§ **Material for this exercise**:
####################

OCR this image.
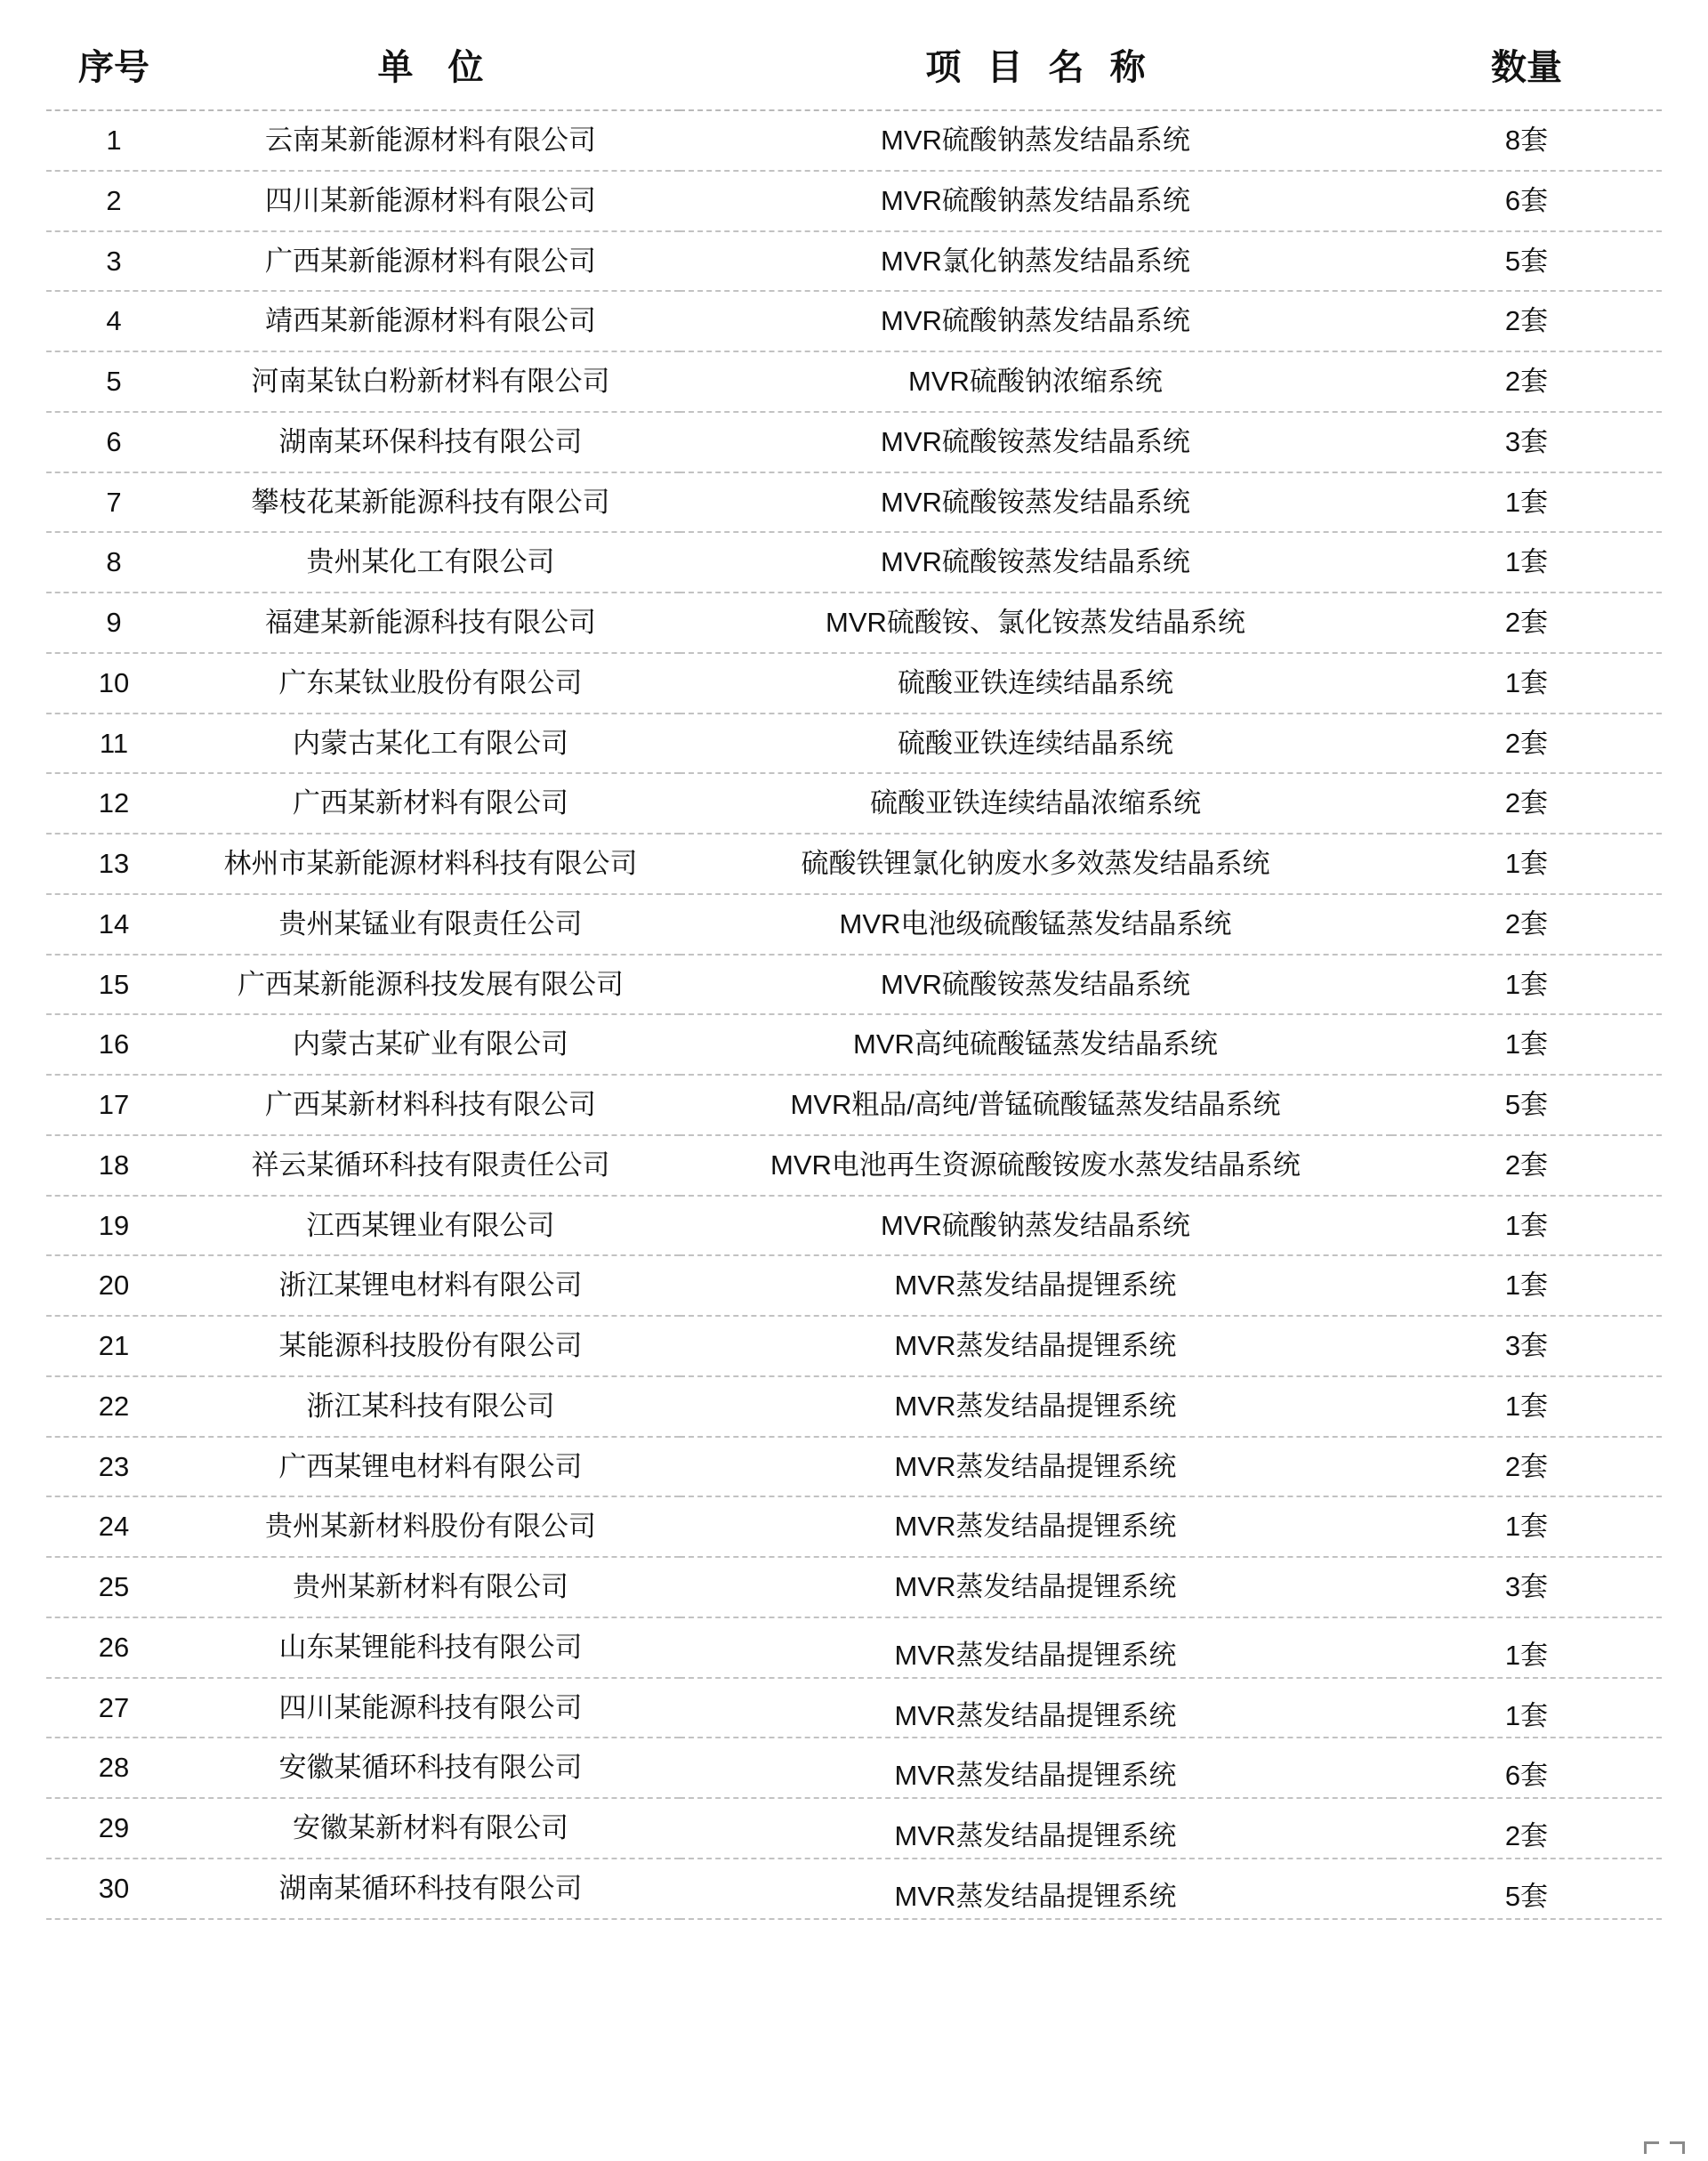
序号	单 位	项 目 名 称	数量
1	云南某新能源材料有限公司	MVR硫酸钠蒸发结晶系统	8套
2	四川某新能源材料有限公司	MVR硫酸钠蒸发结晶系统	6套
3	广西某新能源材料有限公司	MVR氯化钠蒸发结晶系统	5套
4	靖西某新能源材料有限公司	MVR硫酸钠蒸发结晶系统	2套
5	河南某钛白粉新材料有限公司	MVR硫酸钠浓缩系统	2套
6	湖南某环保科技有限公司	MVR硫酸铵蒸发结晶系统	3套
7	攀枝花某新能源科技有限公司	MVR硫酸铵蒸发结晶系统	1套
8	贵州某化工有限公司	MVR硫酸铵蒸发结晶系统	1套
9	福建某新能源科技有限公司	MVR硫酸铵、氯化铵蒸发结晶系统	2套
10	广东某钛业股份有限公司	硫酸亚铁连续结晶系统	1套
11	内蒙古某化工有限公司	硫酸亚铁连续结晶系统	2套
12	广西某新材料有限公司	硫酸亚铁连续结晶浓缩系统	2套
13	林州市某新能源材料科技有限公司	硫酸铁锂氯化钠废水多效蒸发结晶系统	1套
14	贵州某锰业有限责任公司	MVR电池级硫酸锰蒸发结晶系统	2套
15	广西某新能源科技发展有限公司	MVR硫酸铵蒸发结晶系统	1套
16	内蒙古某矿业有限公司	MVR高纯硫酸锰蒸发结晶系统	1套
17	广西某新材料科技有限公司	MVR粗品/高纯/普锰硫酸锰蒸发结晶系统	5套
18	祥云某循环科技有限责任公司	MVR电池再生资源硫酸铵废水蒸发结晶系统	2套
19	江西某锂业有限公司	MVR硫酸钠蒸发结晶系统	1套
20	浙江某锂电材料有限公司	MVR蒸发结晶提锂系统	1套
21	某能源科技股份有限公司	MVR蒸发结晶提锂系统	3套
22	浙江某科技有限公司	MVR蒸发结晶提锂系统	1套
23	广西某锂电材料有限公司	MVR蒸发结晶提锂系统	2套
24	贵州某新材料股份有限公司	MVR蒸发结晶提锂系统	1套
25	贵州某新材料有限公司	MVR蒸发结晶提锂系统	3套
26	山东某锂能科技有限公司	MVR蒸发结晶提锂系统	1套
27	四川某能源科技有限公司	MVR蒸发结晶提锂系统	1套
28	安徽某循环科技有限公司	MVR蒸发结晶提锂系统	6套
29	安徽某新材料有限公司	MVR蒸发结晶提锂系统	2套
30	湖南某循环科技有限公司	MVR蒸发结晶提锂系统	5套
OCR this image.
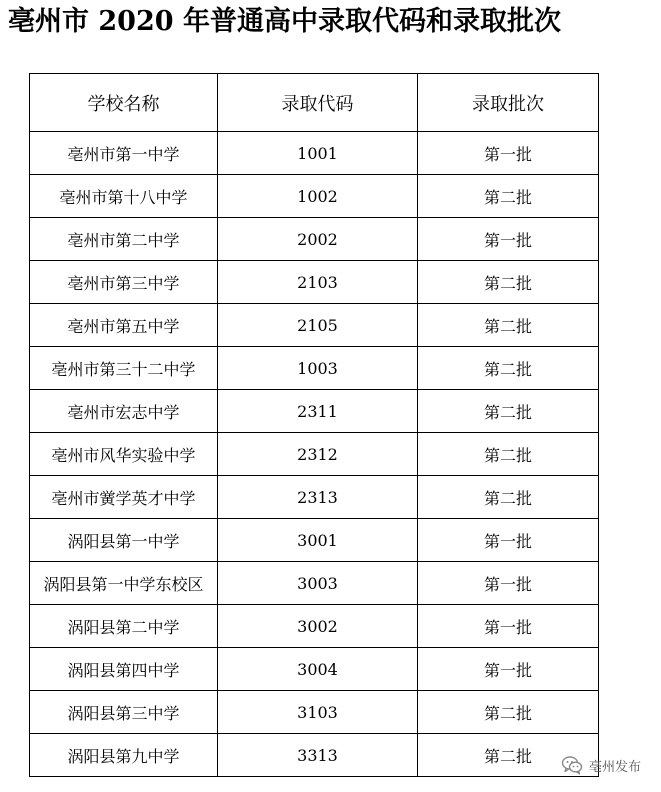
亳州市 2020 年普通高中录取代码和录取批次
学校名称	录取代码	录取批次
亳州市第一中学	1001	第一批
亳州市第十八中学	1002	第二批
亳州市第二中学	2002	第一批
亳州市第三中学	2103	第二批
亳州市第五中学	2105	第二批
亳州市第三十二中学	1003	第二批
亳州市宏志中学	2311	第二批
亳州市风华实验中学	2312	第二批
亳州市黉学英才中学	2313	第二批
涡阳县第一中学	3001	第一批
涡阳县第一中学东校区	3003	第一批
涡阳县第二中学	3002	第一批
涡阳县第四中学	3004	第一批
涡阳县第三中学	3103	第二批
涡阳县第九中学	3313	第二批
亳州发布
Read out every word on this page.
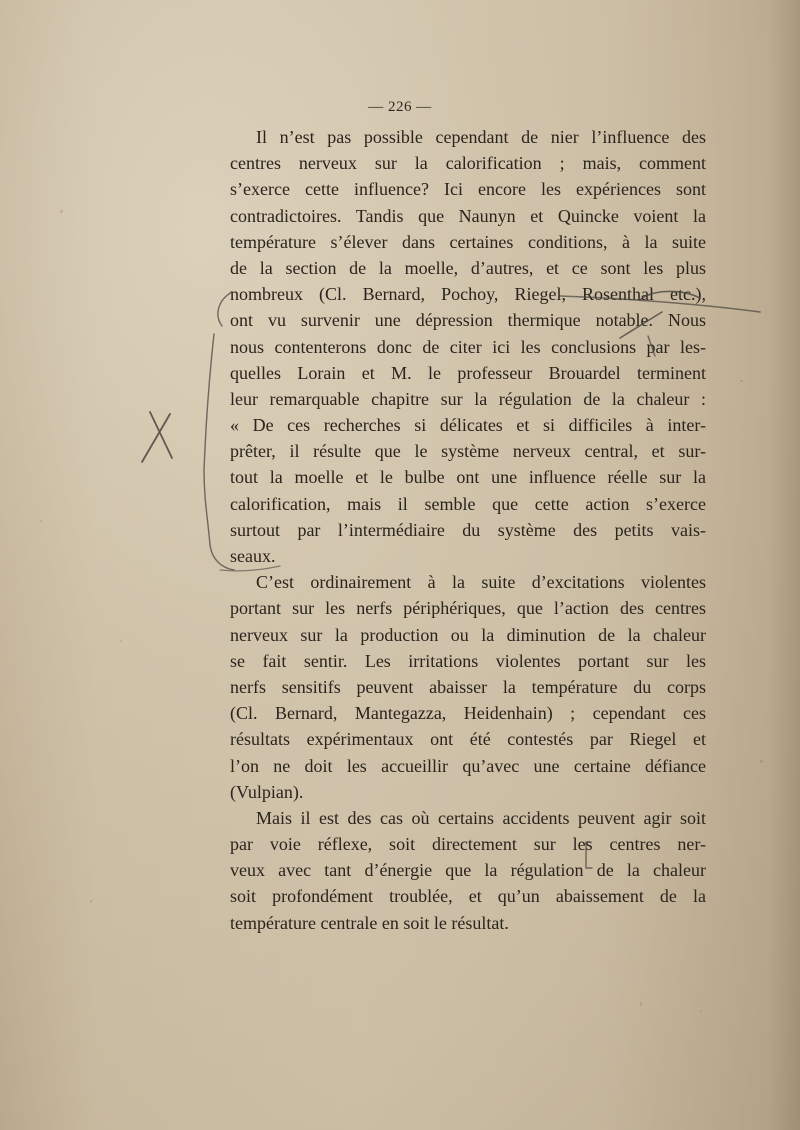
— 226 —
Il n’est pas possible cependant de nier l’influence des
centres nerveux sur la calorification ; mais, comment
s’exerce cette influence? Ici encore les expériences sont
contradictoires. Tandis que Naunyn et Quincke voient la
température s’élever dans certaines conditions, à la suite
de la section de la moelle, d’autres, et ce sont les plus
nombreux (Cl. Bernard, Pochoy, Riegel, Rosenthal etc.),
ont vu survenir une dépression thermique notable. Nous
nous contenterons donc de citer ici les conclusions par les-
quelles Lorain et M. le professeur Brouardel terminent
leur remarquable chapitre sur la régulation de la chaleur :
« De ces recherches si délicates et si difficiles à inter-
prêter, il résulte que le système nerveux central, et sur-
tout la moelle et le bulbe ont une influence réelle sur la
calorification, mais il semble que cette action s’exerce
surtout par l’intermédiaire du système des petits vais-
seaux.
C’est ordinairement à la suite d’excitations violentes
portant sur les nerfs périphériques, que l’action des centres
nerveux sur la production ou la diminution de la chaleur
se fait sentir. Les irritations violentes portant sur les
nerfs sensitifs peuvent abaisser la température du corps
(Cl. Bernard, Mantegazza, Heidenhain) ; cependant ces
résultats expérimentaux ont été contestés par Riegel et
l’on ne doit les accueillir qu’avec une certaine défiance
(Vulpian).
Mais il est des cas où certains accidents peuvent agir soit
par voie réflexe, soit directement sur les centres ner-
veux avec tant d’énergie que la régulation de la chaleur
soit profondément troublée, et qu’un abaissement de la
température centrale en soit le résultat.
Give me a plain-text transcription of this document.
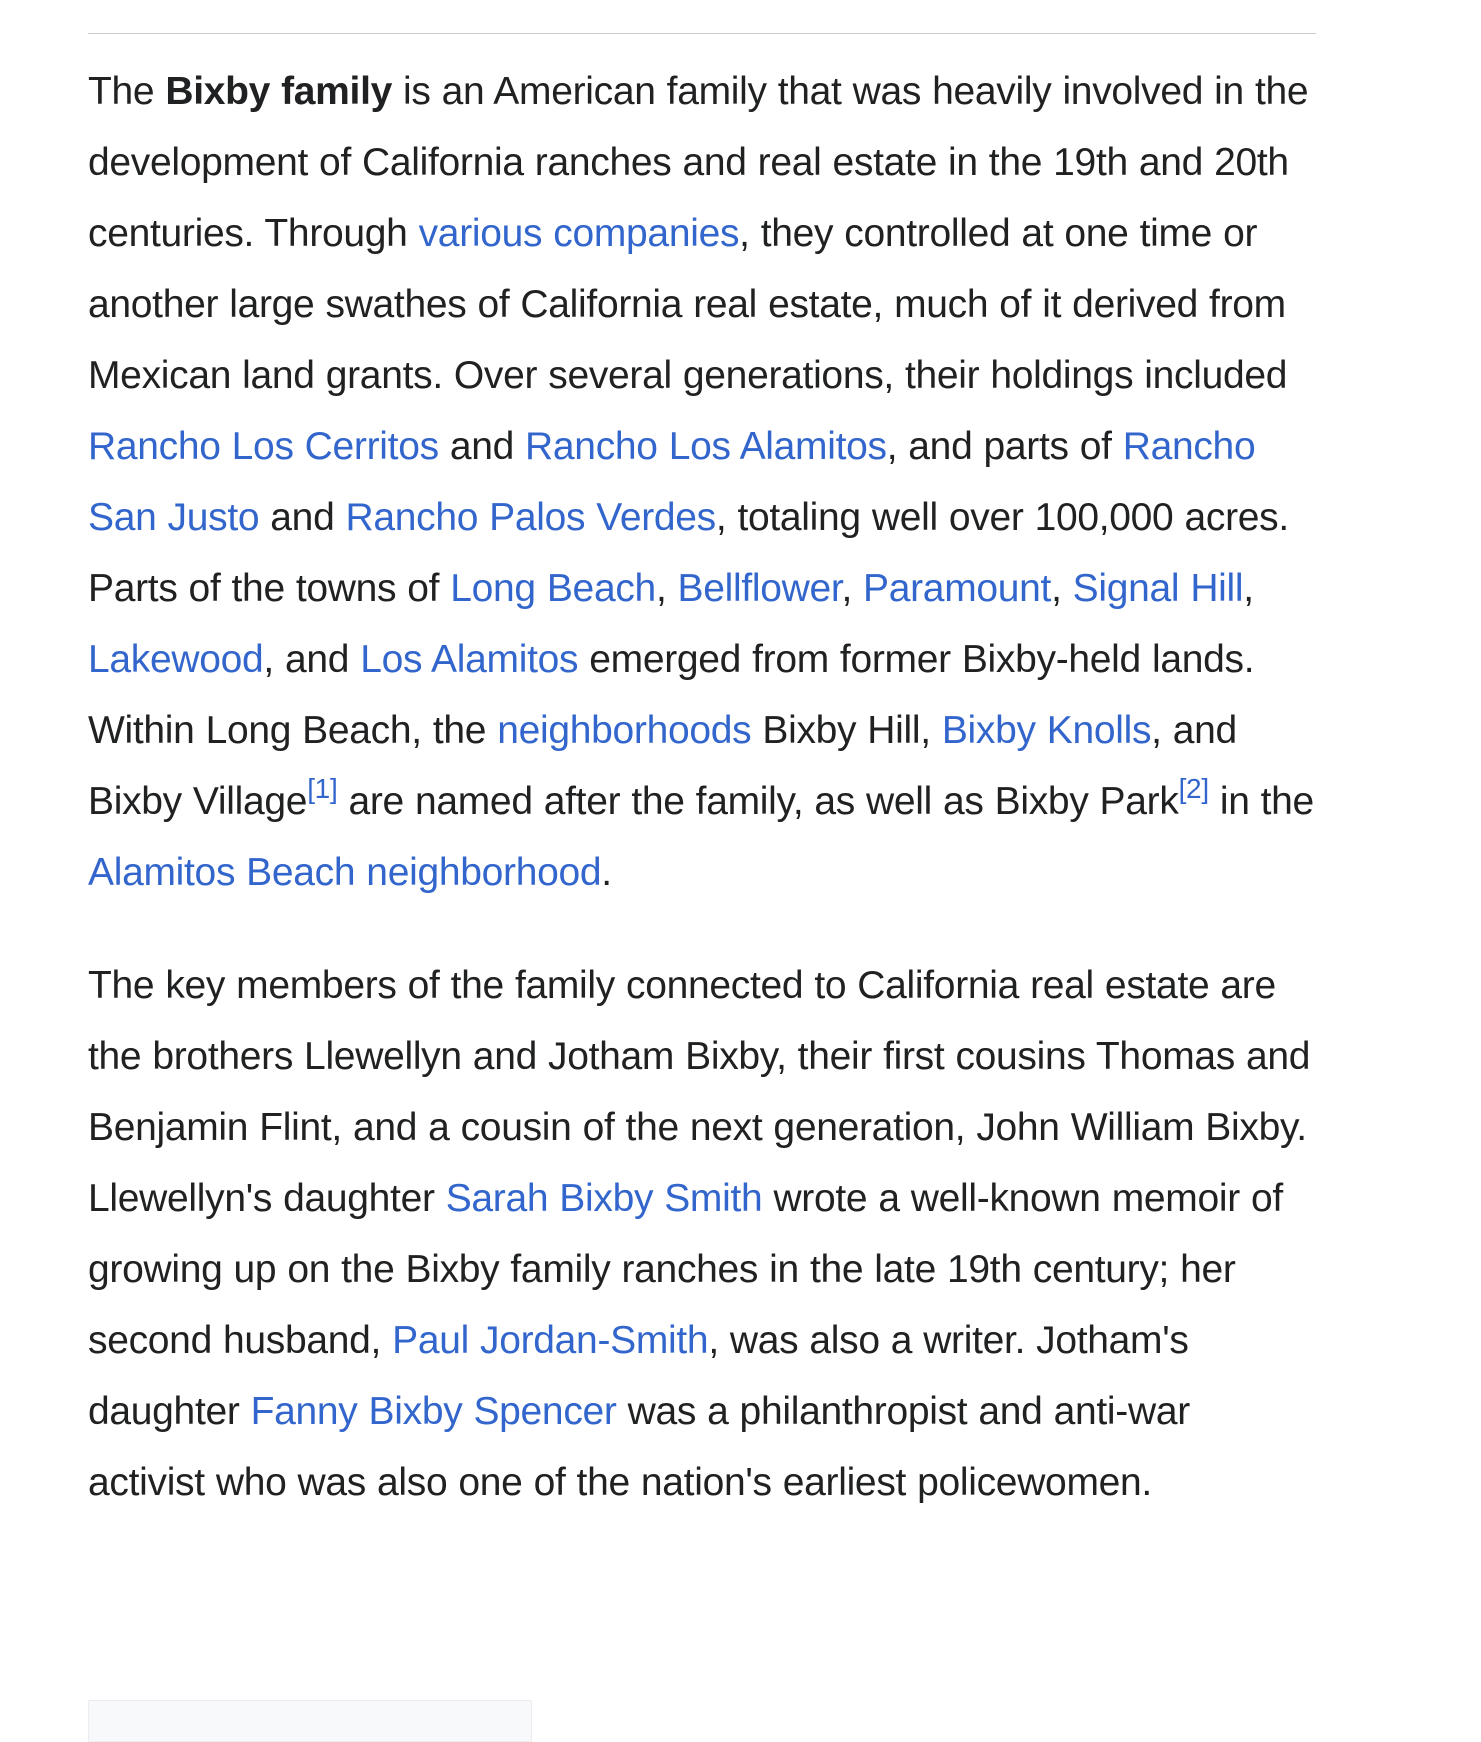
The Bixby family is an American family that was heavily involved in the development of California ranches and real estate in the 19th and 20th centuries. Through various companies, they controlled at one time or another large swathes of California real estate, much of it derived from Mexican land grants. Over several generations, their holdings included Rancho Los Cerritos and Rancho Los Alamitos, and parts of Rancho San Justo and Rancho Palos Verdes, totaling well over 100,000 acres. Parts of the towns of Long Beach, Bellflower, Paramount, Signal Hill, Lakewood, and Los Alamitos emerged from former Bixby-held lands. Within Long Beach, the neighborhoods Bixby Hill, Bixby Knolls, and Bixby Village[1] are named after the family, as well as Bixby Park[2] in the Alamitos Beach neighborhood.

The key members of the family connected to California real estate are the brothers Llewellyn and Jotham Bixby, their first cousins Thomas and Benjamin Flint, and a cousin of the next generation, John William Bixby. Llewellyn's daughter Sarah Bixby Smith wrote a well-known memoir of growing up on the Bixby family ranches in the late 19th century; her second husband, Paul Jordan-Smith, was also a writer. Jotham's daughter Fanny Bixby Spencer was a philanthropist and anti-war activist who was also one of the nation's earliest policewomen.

####################

§ **Task objective**: From the records above, work out how many lines contain the string "硫酸亚铁连续结晶系统". Give only the number.

§ **Exercise solution**: 2